** BEGIN Dataset extract **
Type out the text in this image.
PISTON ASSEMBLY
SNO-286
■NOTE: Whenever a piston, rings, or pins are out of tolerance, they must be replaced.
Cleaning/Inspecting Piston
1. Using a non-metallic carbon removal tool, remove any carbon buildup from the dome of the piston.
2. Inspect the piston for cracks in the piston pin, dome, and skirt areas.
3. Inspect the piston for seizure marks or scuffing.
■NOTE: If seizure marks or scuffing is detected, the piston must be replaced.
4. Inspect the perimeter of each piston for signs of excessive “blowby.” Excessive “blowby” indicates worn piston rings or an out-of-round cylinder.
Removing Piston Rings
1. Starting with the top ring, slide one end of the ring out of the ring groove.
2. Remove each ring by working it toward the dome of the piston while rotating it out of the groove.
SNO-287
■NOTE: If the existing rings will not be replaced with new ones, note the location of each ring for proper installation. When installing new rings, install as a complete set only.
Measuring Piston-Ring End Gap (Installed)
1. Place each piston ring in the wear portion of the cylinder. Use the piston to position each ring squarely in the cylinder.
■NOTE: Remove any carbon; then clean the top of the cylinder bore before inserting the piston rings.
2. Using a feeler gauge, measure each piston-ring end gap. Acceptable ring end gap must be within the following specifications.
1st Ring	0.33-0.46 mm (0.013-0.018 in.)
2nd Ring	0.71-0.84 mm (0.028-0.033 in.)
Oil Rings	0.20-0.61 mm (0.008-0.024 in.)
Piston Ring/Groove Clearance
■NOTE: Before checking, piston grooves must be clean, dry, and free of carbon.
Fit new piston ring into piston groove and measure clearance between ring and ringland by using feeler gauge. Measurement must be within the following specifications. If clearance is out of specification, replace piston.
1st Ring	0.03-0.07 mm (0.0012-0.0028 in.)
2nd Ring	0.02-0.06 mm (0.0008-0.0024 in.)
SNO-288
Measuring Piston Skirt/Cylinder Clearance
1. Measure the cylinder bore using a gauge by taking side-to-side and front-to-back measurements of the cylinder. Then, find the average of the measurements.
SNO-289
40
** END Dataset extract **
■ **Given task**: Copy the material above back out, exactly as written.

■ **The completed task**:
Type out the text in this image.
PISTON ASSEMBLY
SNO-286
■NOTE: Whenever a piston, rings, or pins are out of tolerance, they must be replaced.
Cleaning/Inspecting Piston
1. Using a non-metallic carbon removal tool, remove any carbon buildup from the dome of the piston.
2. Inspect the piston for cracks in the piston pin, dome, and skirt areas.
3. Inspect the piston for seizure marks or scuffing.
■NOTE: If seizure marks or scuffing is detected, the piston must be replaced.
4. Inspect the perimeter of each piston for signs of excessive “blowby.” Excessive “blowby” indicates worn piston rings or an out-of-round cylinder.
Removing Piston Rings
1. Starting with the top ring, slide one end of the ring out of the ring groove.
2. Remove each ring by working it toward the dome of the piston while rotating it out of the groove.
SNO-287
■NOTE: If the existing rings will not be replaced with new ones, note the location of each ring for proper installation. When installing new rings, install as a complete set only.
Measuring Piston-Ring End Gap (Installed)
1. Place each piston ring in the wear portion of the cylinder. Use the piston to position each ring squarely in the cylinder.
■NOTE: Remove any carbon; then clean the top of the cylinder bore before inserting the piston rings.
2. Using a feeler gauge, measure each piston-ring end gap. Acceptable ring end gap must be within the following specifications.
1st Ring	0.33-0.46 mm (0.013-0.018 in.)
2nd Ring	0.71-0.84 mm (0.028-0.033 in.)
Oil Rings	0.20-0.61 mm (0.008-0.024 in.)
Piston Ring/Groove Clearance
■NOTE: Before checking, piston grooves must be clean, dry, and free of carbon.
Fit new piston ring into piston groove and measure clearance between ring and ringland by using feeler gauge. Measurement must be within the following specifications. If clearance is out of specification, replace piston.
1st Ring	0.03-0.07 mm (0.0012-0.0028 in.)
2nd Ring	0.02-0.06 mm (0.0008-0.0024 in.)
SNO-288
Measuring Piston Skirt/Cylinder Clearance
1. Measure the cylinder bore using a gauge by taking side-to-side and front-to-back measurements of the cylinder. Then, find the average of the measurements.
SNO-289
40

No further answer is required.